[Records from a dataset]

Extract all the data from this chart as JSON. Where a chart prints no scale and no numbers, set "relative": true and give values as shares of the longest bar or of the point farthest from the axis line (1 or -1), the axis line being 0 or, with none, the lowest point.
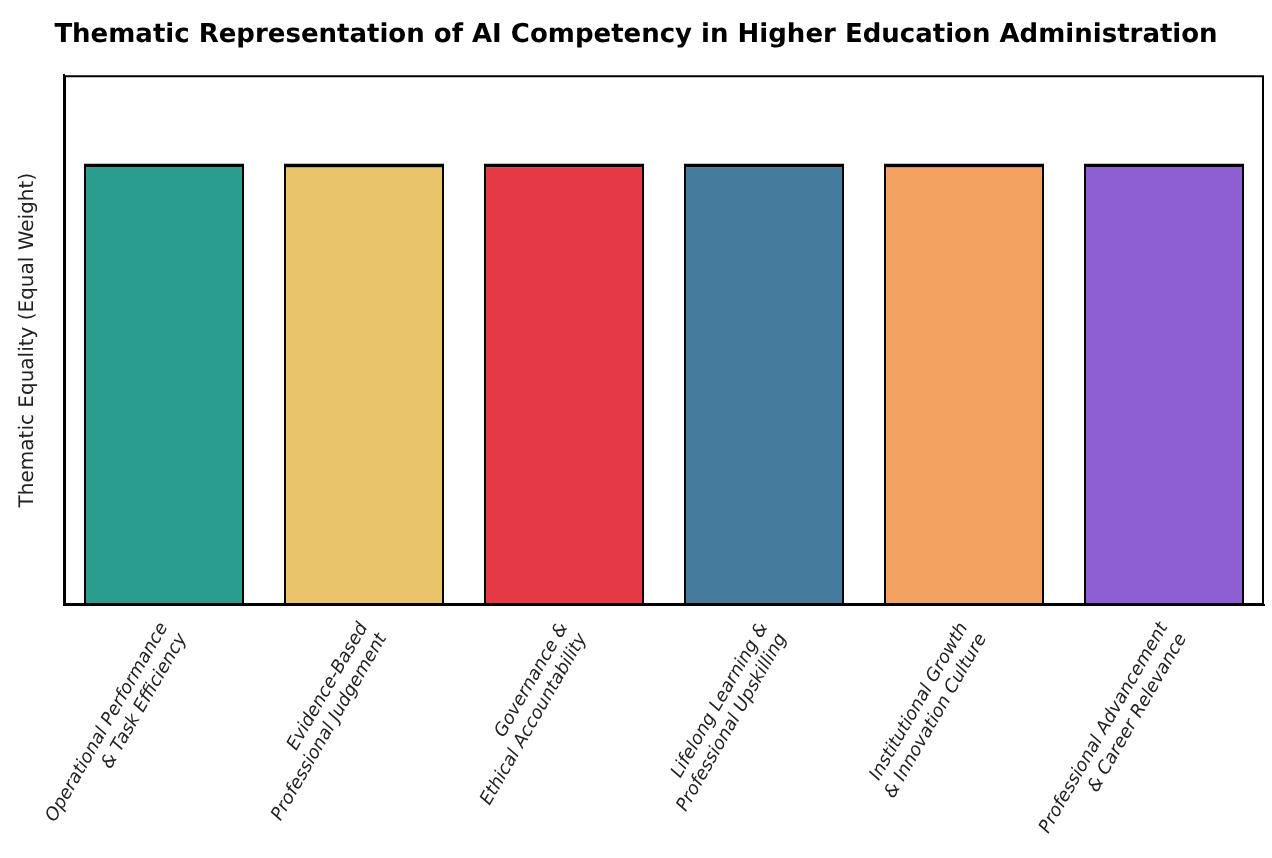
{
  "chart_data": {
    "type": "bar",
    "title": "Thematic Representation of AI Competency in Higher Education Administration",
    "ylabel": "Thematic Equality (Equal Weight)",
    "categories": [
      "Operational Performance\n& Task Efficiency",
      "Evidence-Based\nProfessional Judgement",
      "Governance &\nEthical Accountability",
      "Lifelong Learning &\nProfessional Upskilling",
      "Institutional Growth\n& Innovation Culture",
      "Professional Advancement\n& Career Relevance"
    ],
    "values": [
      1,
      1,
      1,
      1,
      1,
      1
    ],
    "colors": [
      "#2a9d8f",
      "#e9c46a",
      "#e63946",
      "#457b9d",
      "#f4a261",
      "#8d5fd3"
    ],
    "relative": true,
    "grid": false,
    "legend": false
  }
}
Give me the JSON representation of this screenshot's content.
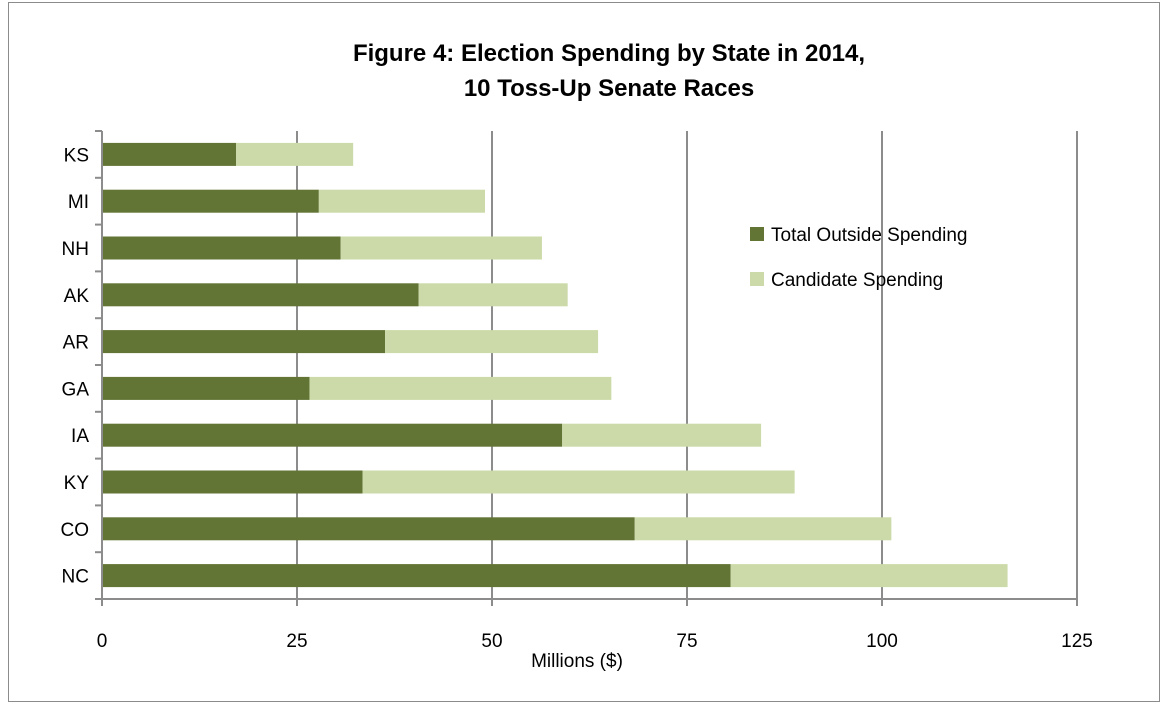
{
  "chart_data": {
    "type": "bar",
    "orientation": "horizontal",
    "stacked": true,
    "title_lines": [
      "Figure 4: Election Spending by State in 2014,",
      "10 Toss-Up Senate Races"
    ],
    "xlabel": "Millions ($)",
    "ylabel": "",
    "xlim": [
      0,
      125
    ],
    "xticks": [
      "0",
      "25",
      "50",
      "75",
      "100",
      "125"
    ],
    "categories": [
      "KS",
      "MI",
      "NH",
      "AK",
      "AR",
      "GA",
      "IA",
      "KY",
      "CO",
      "NC"
    ],
    "series": [
      {
        "name": "Total Outside Spending",
        "color": "#627535",
        "values": [
          17.2,
          27.8,
          30.6,
          40.6,
          36.3,
          26.6,
          59.0,
          33.4,
          68.3,
          80.6
        ]
      },
      {
        "name": "Candidate Spending",
        "color": "#cbdaa8",
        "values": [
          15.0,
          21.3,
          25.8,
          19.1,
          27.3,
          38.7,
          25.5,
          55.4,
          32.9,
          35.5
        ]
      }
    ],
    "grid": "vertical-major",
    "legend_position": "right-top"
  }
}
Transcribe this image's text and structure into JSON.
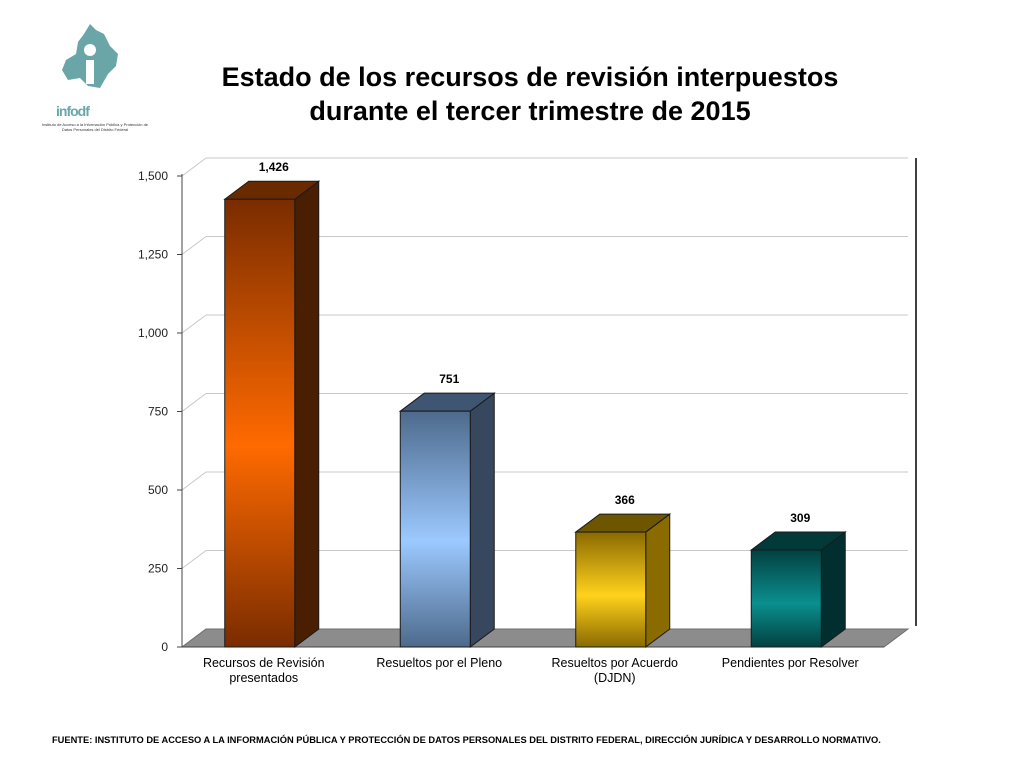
{
  "header": {
    "title_line1": "Estado de los recursos de revisión interpuestos",
    "title_line2": "durante el tercer trimestre de 2015"
  },
  "logo": {
    "word": "info",
    "word_suffix": "df",
    "subtitle": "Instituto de Acceso a la Información Pública y Protección de Datos Personales del Distrito Federal"
  },
  "chart_data": {
    "type": "bar",
    "categories": [
      [
        "Recursos de Revisión",
        "presentados"
      ],
      [
        "Resueltos por el Pleno"
      ],
      [
        "Resueltos por Acuerdo",
        "(DJDN)"
      ],
      [
        "Pendientes por Resolver"
      ]
    ],
    "values": [
      1426,
      751,
      366,
      309
    ],
    "value_labels": [
      "1,426",
      "751",
      "366",
      "309"
    ],
    "ylim": [
      0,
      1500
    ],
    "yticks": [
      0,
      250,
      500,
      750,
      1000,
      1250,
      1500
    ],
    "ytick_labels": [
      "0",
      "250",
      "500",
      "750",
      "1,000",
      "1,250",
      "1,500"
    ],
    "grid": true,
    "three_d": true,
    "colors": [
      {
        "front_light": "#ff6a00",
        "front_dark": "#7a2c00",
        "top": "#6a2a00",
        "side": "#4a1e00"
      },
      {
        "front_light": "#9cc9ff",
        "front_dark": "#4d6a8c",
        "top": "#3e5672",
        "side": "#36475e"
      },
      {
        "front_light": "#ffd21c",
        "front_dark": "#8a6a00",
        "top": "#6e5500",
        "side": "#8a6b00"
      },
      {
        "front_light": "#0a8f8f",
        "front_dark": "#034040",
        "top": "#023a3a",
        "side": "#012e2e"
      }
    ]
  },
  "footer": {
    "source": "FUENTE: INSTITUTO DE ACCESO A LA INFORMACIÓN PÚBLICA Y PROTECCIÓN DE DATOS PERSONALES DEL DISTRITO FEDERAL, DIRECCIÓN JURÍDICA Y DESARROLLO NORMATIVO."
  }
}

■ TASK INSTRUCTIONS ■
What comes back should match the records exactly, minus any pictures.

■ EXERCISE SOLUTION ■
Extract all the data from this chart as JSON. Where a chart prints no scale and no numbers, set "relative": true and give values as shares of the longest bar or of the point farthest from the axis line (1 or -1), the axis line being 0 or, with none, the lowest point.
{
  "chart_data": {
    "type": "bar",
    "title": "Thematic Representation of AI Competency in Higher Education Administration",
    "ylabel": "Thematic Equality (Equal Weight)",
    "categories": [
      "Operational Performance\n& Task Efficiency",
      "Evidence-Based\nProfessional Judgement",
      "Governance &\nEthical Accountability",
      "Lifelong Learning &\nProfessional Upskilling",
      "Institutional Growth\n& Innovation Culture",
      "Professional Advancement\n& Career Relevance"
    ],
    "values": [
      1,
      1,
      1,
      1,
      1,
      1
    ],
    "colors": [
      "#2a9d8f",
      "#e9c46a",
      "#e63946",
      "#457b9d",
      "#f4a261",
      "#8d5fd3"
    ],
    "relative": true,
    "grid": false,
    "legend": false
  }
}
Give me the JSON representation of this screenshot's content.
{
  "chart_data": {
    "type": "bar",
    "orientation": "horizontal",
    "stacked": true,
    "title_lines": [
      "Figure 4: Election Spending by State in 2014,",
      "10 Toss-Up Senate Races"
    ],
    "xlabel": "Millions ($)",
    "ylabel": "",
    "xlim": [
      0,
      125
    ],
    "xticks": [
      "0",
      "25",
      "50",
      "75",
      "100",
      "125"
    ],
    "categories": [
      "KS",
      "MI",
      "NH",
      "AK",
      "AR",
      "GA",
      "IA",
      "KY",
      "CO",
      "NC"
    ],
    "series": [
      {
        "name": "Total Outside Spending",
        "color": "#627535",
        "values": [
          17.2,
          27.8,
          30.6,
          40.6,
          36.3,
          26.6,
          59.0,
          33.4,
          68.3,
          80.6
        ]
      },
      {
        "name": "Candidate Spending",
        "color": "#cbdaa8",
        "values": [
          15.0,
          21.3,
          25.8,
          19.1,
          27.3,
          38.7,
          25.5,
          55.4,
          32.9,
          35.5
        ]
      }
    ],
    "grid": "vertical-major",
    "legend_position": "right-top"
  }
}
Transcribe this image's text and structure into JSON.
{
  "header": {
    "title_line1": "Estado de los recursos de revisión interpuestos",
    "title_line2": "durante el tercer trimestre de 2015"
  },
  "logo": {
    "word": "info",
    "word_suffix": "df",
    "subtitle": "Instituto de Acceso a la Información Pública y Protección de Datos Personales del Distrito Federal"
  },
  "chart_data": {
    "type": "bar",
    "categories": [
      [
        "Recursos de Revisión",
        "presentados"
      ],
      [
        "Resueltos por el Pleno"
      ],
      [
        "Resueltos por Acuerdo",
        "(DJDN)"
      ],
      [
        "Pendientes por Resolver"
      ]
    ],
    "values": [
      1426,
      751,
      366,
      309
    ],
    "value_labels": [
      "1,426",
      "751",
      "366",
      "309"
    ],
    "ylim": [
      0,
      1500
    ],
    "yticks": [
      0,
      250,
      500,
      750,
      1000,
      1250,
      1500
    ],
    "ytick_labels": [
      "0",
      "250",
      "500",
      "750",
      "1,000",
      "1,250",
      "1,500"
    ],
    "grid": true,
    "three_d": true,
    "colors": [
      {
        "front_light": "#ff6a00",
        "front_dark": "#7a2c00",
        "top": "#6a2a00",
        "side": "#4a1e00"
      },
      {
        "front_light": "#9cc9ff",
        "front_dark": "#4d6a8c",
        "top": "#3e5672",
        "side": "#36475e"
      },
      {
        "front_light": "#ffd21c",
        "front_dark": "#8a6a00",
        "top": "#6e5500",
        "side": "#8a6b00"
      },
      {
        "front_light": "#0a8f8f",
        "front_dark": "#034040",
        "top": "#023a3a",
        "side": "#012e2e"
      }
    ]
  },
  "footer": {
    "source": "FUENTE: INSTITUTO DE ACCESO A LA INFORMACIÓN PÚBLICA Y PROTECCIÓN DE DATOS PERSONALES DEL DISTRITO FEDERAL, DIRECCIÓN JURÍDICA Y DESARROLLO NORMATIVO."
  }
}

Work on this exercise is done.